BookmarkSubscribeRSS Feed
shoeGirl32
Calcite | Level 5

I have a dataset with unique id's.

I know there are multiple instances in the 2nd table of each id.

I would like to do a loop where I go through each ID in Dataset A,

Find records matching records in Dataset B, and append that data to the same row for that particular ID, in a new dataset that I created, where each set of dates found in Dataset B can be appended in one row of Dataset C.

 

I would need to incorporate a data step and a proc sql step together, but not sure how do this.

 

I want to create a dataset that has ID, statedate1, enddate1, startdate2, enddates2, etc...

 

thank you in advance

8 REPLIES 8
Reeza
Super User
If you can mock up some input data and expected output someone can help with code. Wordy questions get wordy answers, data gets code 🙂

I think an append and then sorting it out after may be a better approach, but I'll wait for some examples.
shoeGirl32
Calcite | Level 5

Ok so :

 

Data Set A: ID's

1234

12345

132456

 

Date Set B: Date Detail

ID       StartDate   Endate

1234   1/1/2019   1/20/2019

1234   2/20/2019  3/1/2019

12345 3/1/2019   3/31/2019

 

etc...

 

so i want to find EACH ID from Data Set A, that is in data set B

and create a record in a new dataset (Data Set C) that takes the ID, and then appends start Date1 enddate1 startDate2 Enddate2 across in 1 record.

 

 

Reeza
Super User
Please show your exact expected output.
shoeGirl32
Calcite | Level 5
Data Set C:

ID#1 Start1 End1 start2 End2 start3 end3
ID#2 start1 end1 start 2 end2

Reeza
Super User

Ok, I don't think this is that complicated. 

 

1. First get subset of interest

2. Transpose data

 

proc sql;
create table step1 as
select * from tableB
where ID in (select ID from tableA);
order by ID;
quit;

*transpose start_date;
proc transpose data=step1 out=step2 prefix=StartDate;
by id;
var startDate;
run;
proc transpose data=step1 out=step3 prefix=EndDate;
by id;
var EndDate;
run;

data want;
merge step2 step3; 
by ID;
run;
shoeGirl32
Calcite | Level 5

Thank you very much.  This worked very nicely.

One question though, how do i get my field names to alternate like startdate1, enddate1, start2, end2 etc instead of 

start1 start2 start3 end1 end2 end3 etc?

 

Thank you,

shoeGirl

 

hashman
Ammonite | Level 13

@shoeGirl32 :

If you had looked at my solution, you'd have realized that this is what the DATA _NULL_ step does; It first determined the maximum number of the elements in the variable list and then auto-composes it in the required order. 

 

If you are spooked by the hash object approach and prefer something more traditional, you can achieve the same as shown below. But no matter which approach you take, you will need to employ some method of auto-composing the list in the requisite variable order.

■ ■ ■ ■

§ WHAT YOU WILL DO
Copy out the SAS forum thread above word for word, in full.

§ GIVEN DATA
■ ■ ■ ■

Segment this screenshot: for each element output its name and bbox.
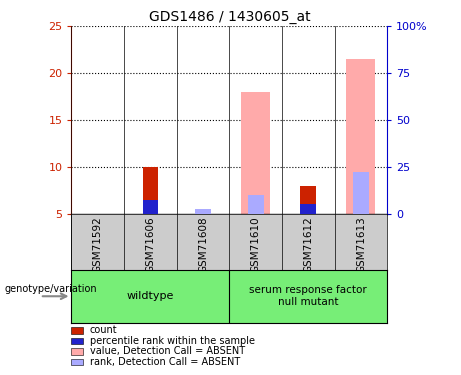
Text: value, Detection Call = ABSENT: value, Detection Call = ABSENT (90, 346, 245, 356)
Bar (347, 59, 375, 214)
Bar (142, 167, 158, 214)
Text: GSM71606: GSM71606 (145, 216, 155, 273)
Bar (248, 195, 264, 214)
Bar (353, 172, 369, 214)
Bar (301, 186, 316, 214)
Bar (142, 200, 158, 214)
Text: GSM71592: GSM71592 (93, 216, 103, 273)
Text: GSM71610: GSM71610 (251, 216, 260, 273)
Text: rank, Detection Call = ABSENT: rank, Detection Call = ABSENT (90, 357, 240, 367)
Bar (195, 209, 211, 214)
Text: count: count (90, 326, 118, 335)
Text: GSM71612: GSM71612 (303, 216, 313, 273)
Text: GSM71613: GSM71613 (356, 216, 366, 273)
Bar (241, 92, 270, 214)
Text: GSM71608: GSM71608 (198, 216, 208, 273)
Text: percentile rank within the sample: percentile rank within the sample (90, 336, 255, 346)
Text: serum response factor
null mutant: serum response factor null mutant (249, 285, 367, 307)
Bar (301, 204, 316, 214)
Text: genotype/variation: genotype/variation (5, 284, 97, 294)
Title: GDS1486 / 1430605_at: GDS1486 / 1430605_at (148, 10, 310, 24)
Text: wildtype: wildtype (127, 291, 174, 301)
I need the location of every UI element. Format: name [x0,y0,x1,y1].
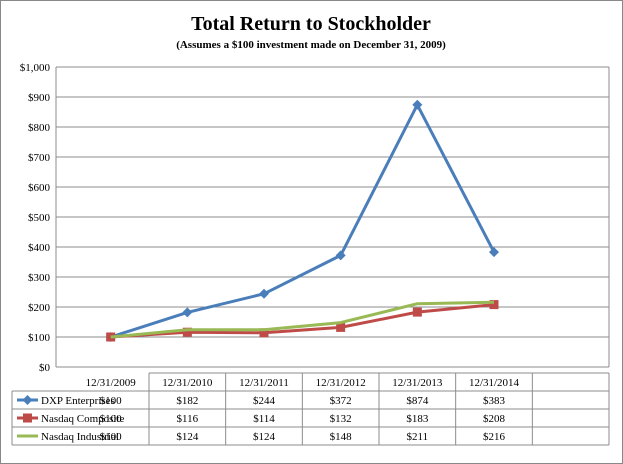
table-cell: $208 [483,413,506,425]
data-point [182,307,193,318]
table-cell: $116 [177,413,199,425]
y-tick-label: $100 [28,332,51,344]
table-cell: $124 [176,431,199,443]
table-cell: $100 [100,413,123,425]
table-cell: $132 [330,413,352,425]
y-axis: $0 $100 $200 $300 $400 $500 $600 $700 $800 $900 $1… [20,62,610,374]
data-point [412,99,423,110]
table-cell: $211 [407,431,429,443]
data-point [182,327,192,337]
series-line [110,300,495,339]
table-cell: $100 [100,431,123,443]
x-tick-label: 12/31/2009 [86,377,137,389]
table-cell: $100 [100,395,123,407]
table-cell: $383 [483,395,506,407]
data-point [412,307,422,317]
series-1 [105,99,499,342]
data-point [489,300,499,310]
x-tick-label: 12/31/2013 [392,377,443,389]
legend-label: Nasdaq Industrial [41,431,119,443]
legend-marker [22,395,33,405]
table-cell: $114 [253,413,275,425]
y-tick-label: $800 [28,122,51,134]
series-lines [105,99,499,342]
table-cell: $182 [176,395,198,407]
x-tick-label: 12/31/2010 [162,377,213,389]
table-cell: $372 [330,395,352,407]
y-tick-label: $1,000 [20,62,51,74]
series-3 [110,300,495,339]
gridlines [56,66,609,368]
data-point [335,250,346,261]
chart-title: Total Return to Stockholder [191,13,431,35]
data-point [106,332,116,342]
y-tick-label: $600 [28,182,51,194]
table-cell: $183 [406,413,429,425]
y-tick-label: $900 [28,92,51,104]
chart-subtitle: (Assumes a $100 investment made on Decem… [176,39,446,51]
table-cell: $148 [330,431,353,443]
series-2 [106,300,499,342]
x-tick-label: 12/31/2011 [239,377,289,389]
data-point [259,328,269,338]
y-tick-label: $0 [39,362,51,374]
table-cell: $124 [253,431,276,443]
data-point [259,288,269,299]
legend-marker [23,413,32,423]
series-line [110,103,496,339]
y-tick-label: $400 [28,242,51,254]
table-cell: $244 [253,395,276,407]
data-point [336,322,346,332]
y-tick-label: $200 [28,302,51,314]
data-point [489,247,499,258]
y-tick-label: $500 [28,212,51,224]
table-cell: $216 [483,431,506,443]
data-table: 12/31/2009 12/31/2010 12/31/2011 12/31/2012… [11,372,610,446]
legend-label: DXP Enterprises [41,395,115,407]
table-cell: $874 [406,395,429,407]
series-line [110,303,495,339]
x-tick-label: 12/31/2012 [316,377,366,389]
x-tick-label: 12/31/2014 [469,377,520,389]
legend-label: Nasdaq Composite [41,413,125,425]
y-tick-label: $300 [28,272,51,284]
y-tick-label: $700 [28,152,51,164]
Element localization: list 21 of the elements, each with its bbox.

■ ■ ■ ■

§ WRITTEN SOLUTION
BookmarkSubscribeRSS Feed
shoeGirl32
Calcite | Level 5

I have a dataset with unique id's.

I know there are multiple instances in the 2nd table of each id.

I would like to do a loop where I go through each ID in Dataset A,

Find records matching records in Dataset B, and append that data to the same row for that particular ID, in a new dataset that I created, where each set of dates found in Dataset B can be appended in one row of Dataset C.

 

I would need to incorporate a data step and a proc sql step together, but not sure how do this.

 

I want to create a dataset that has ID, statedate1, enddate1, startdate2, enddates2, etc...

 

thank you in advance

8 REPLIES 8
Reeza
Super User
If you can mock up some input data and expected output someone can help with code. Wordy questions get wordy answers, data gets code 🙂

I think an append and then sorting it out after may be a better approach, but I'll wait for some examples.
shoeGirl32
Calcite | Level 5

Ok so :

 

Data Set A: ID's

1234

12345

132456

 

Date Set B: Date Detail

ID       StartDate   Endate

1234   1/1/2019   1/20/2019

1234   2/20/2019  3/1/2019

12345 3/1/2019   3/31/2019

 

etc...

 

so i want to find EACH ID from Data Set A, that is in data set B

and create a record in a new dataset (Data Set C) that takes the ID, and then appends start Date1 enddate1 startDate2 Enddate2 across in 1 record.

 

 

Reeza
Super User
Please show your exact expected output.
shoeGirl32
Calcite | Level 5
Data Set C:

ID#1 Start1 End1 start2 End2 start3 end3
ID#2 start1 end1 start 2 end2

Reeza
Super User

Ok, I don't think this is that complicated. 

 

1. First get subset of interest

2. Transpose data

 

proc sql;
create table step1 as
select * from tableB
where ID in (select ID from tableA);
order by ID;
quit;

*transpose start_date;
proc transpose data=step1 out=step2 prefix=StartDate;
by id;
var startDate;
run;
proc transpose data=step1 out=step3 prefix=EndDate;
by id;
var EndDate;
run;

data want;
merge step2 step3; 
by ID;
run;
shoeGirl32
Calcite | Level 5

Thank you very much.  This worked very nicely.

One question though, how do i get my field names to alternate like startdate1, enddate1, start2, end2 etc instead of 

start1 start2 start3 end1 end2 end3 etc?

 

Thank you,

shoeGirl

 

hashman
Ammonite | Level 13

@shoeGirl32 :

If you had looked at my solution, you'd have realized that this is what the DATA _NULL_ step does; It first determined the maximum number of the elements in the variable list and then auto-composes it in the required order. 

 

If you are spooked by the hash object approach and prefer something more traditional, you can achieve the same as shown below. But no matter which approach you take, you will need to employ some method of auto-composing the list in the requisite variable order.